* Task directions *
Work out how many lines in the data hold the word "русской", and reply with that number only.

──────── Excerpted data ────────

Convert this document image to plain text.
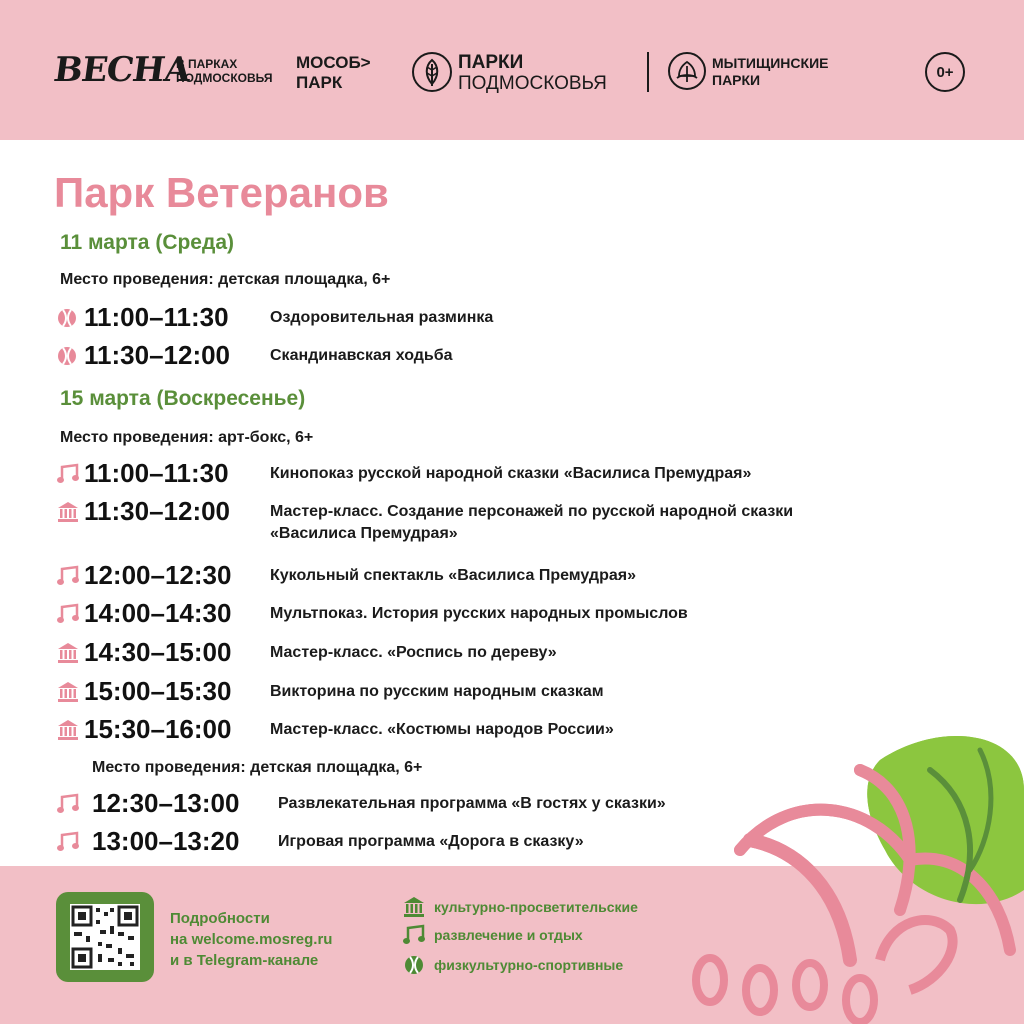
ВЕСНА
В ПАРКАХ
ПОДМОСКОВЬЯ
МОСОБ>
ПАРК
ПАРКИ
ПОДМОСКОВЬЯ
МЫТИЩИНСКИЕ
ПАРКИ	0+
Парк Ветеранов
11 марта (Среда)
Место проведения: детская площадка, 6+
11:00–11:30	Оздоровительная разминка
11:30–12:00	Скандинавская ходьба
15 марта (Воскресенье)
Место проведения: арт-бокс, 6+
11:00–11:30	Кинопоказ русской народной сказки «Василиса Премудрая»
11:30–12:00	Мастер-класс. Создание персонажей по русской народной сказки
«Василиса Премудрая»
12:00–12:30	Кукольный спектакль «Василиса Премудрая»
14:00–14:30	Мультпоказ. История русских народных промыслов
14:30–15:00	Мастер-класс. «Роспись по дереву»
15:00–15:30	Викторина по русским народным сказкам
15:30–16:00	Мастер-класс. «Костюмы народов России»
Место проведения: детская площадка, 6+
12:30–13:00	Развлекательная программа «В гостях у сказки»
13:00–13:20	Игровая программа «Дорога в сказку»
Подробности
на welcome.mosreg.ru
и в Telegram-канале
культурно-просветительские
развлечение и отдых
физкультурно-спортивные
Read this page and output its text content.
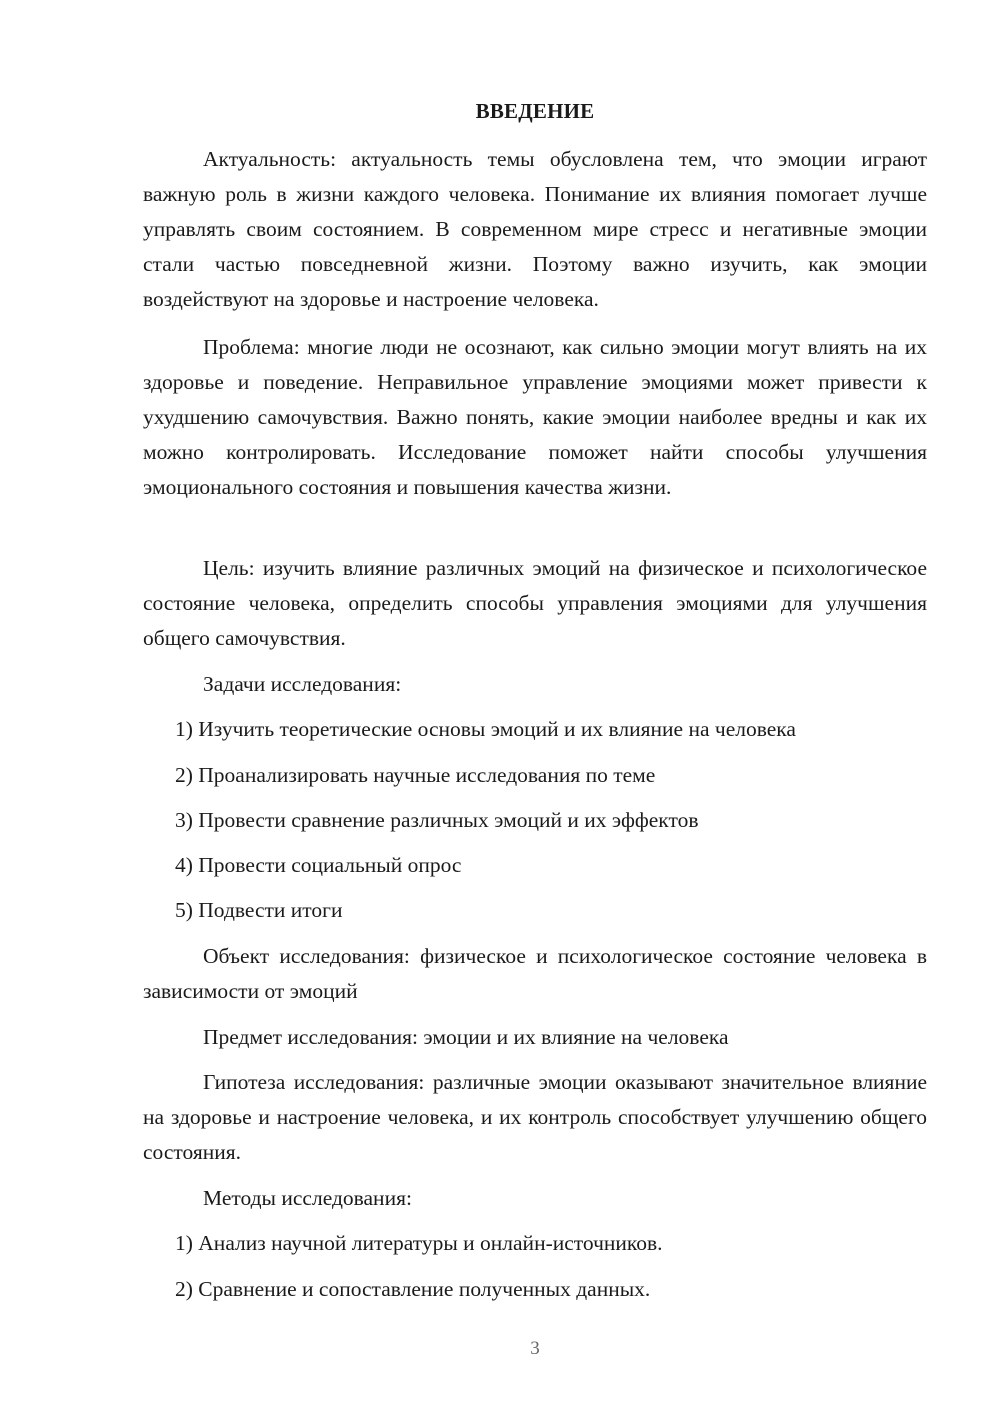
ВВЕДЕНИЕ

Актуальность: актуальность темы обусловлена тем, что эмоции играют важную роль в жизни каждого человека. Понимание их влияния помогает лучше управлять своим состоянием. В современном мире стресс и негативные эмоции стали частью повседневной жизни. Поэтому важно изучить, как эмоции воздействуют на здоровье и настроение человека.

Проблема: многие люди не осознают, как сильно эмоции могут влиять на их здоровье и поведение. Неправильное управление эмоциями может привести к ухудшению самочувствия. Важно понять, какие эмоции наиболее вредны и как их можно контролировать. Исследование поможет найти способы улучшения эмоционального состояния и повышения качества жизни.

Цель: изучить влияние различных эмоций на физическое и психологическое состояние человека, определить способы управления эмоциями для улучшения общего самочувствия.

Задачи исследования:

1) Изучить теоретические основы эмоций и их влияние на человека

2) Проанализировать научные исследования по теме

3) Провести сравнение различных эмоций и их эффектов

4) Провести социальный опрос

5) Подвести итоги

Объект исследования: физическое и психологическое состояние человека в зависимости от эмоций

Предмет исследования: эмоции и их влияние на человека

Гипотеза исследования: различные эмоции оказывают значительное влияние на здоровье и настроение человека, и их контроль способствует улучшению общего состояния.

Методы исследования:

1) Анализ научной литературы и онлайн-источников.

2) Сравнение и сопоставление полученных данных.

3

────────
──────── Excerpted data ────────

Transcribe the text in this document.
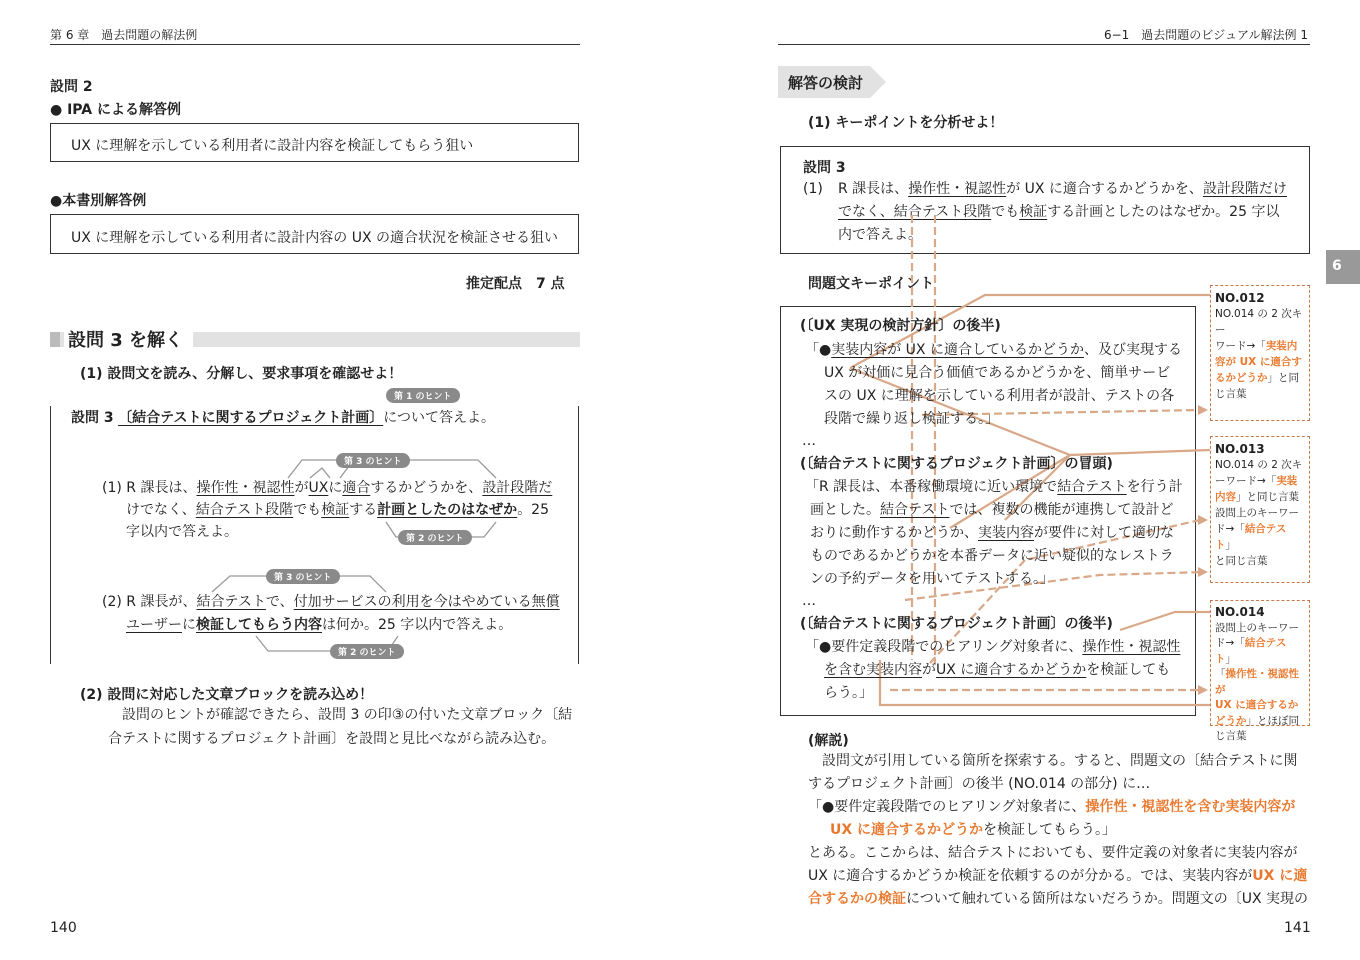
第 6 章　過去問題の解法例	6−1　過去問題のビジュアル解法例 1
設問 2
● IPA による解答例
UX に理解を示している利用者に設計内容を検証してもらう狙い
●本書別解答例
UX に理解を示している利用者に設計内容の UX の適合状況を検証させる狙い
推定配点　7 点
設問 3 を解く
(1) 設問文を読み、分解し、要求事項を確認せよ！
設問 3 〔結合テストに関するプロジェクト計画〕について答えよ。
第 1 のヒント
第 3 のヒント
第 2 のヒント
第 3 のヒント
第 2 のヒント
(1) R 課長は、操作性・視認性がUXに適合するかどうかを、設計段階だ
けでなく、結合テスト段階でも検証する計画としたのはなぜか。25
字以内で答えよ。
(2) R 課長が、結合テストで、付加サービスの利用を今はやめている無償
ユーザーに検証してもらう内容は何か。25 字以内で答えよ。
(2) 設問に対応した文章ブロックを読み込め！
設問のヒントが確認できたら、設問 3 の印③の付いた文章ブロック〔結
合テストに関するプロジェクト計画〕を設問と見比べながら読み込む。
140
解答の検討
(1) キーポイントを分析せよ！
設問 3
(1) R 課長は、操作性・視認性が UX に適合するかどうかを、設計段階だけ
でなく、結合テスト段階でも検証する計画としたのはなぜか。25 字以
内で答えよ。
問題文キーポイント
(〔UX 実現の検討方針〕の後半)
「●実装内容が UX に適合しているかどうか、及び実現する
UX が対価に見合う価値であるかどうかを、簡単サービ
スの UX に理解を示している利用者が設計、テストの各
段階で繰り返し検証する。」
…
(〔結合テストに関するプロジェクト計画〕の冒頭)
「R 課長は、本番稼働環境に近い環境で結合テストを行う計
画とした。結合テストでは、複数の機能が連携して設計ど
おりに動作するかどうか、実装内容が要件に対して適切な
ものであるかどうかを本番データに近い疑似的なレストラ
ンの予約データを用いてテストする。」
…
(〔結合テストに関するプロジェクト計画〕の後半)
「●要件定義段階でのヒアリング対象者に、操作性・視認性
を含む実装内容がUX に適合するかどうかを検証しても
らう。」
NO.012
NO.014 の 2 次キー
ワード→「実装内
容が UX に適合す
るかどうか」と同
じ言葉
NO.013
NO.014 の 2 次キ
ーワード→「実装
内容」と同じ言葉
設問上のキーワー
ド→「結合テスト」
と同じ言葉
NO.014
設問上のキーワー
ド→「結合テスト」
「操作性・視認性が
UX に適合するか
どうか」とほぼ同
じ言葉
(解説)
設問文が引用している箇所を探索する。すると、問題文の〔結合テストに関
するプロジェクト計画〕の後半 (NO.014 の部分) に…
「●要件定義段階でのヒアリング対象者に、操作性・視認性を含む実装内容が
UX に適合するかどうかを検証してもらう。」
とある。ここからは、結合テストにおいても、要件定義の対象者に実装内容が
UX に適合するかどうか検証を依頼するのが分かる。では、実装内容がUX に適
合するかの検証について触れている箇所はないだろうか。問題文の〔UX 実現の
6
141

────────

* Task output *
2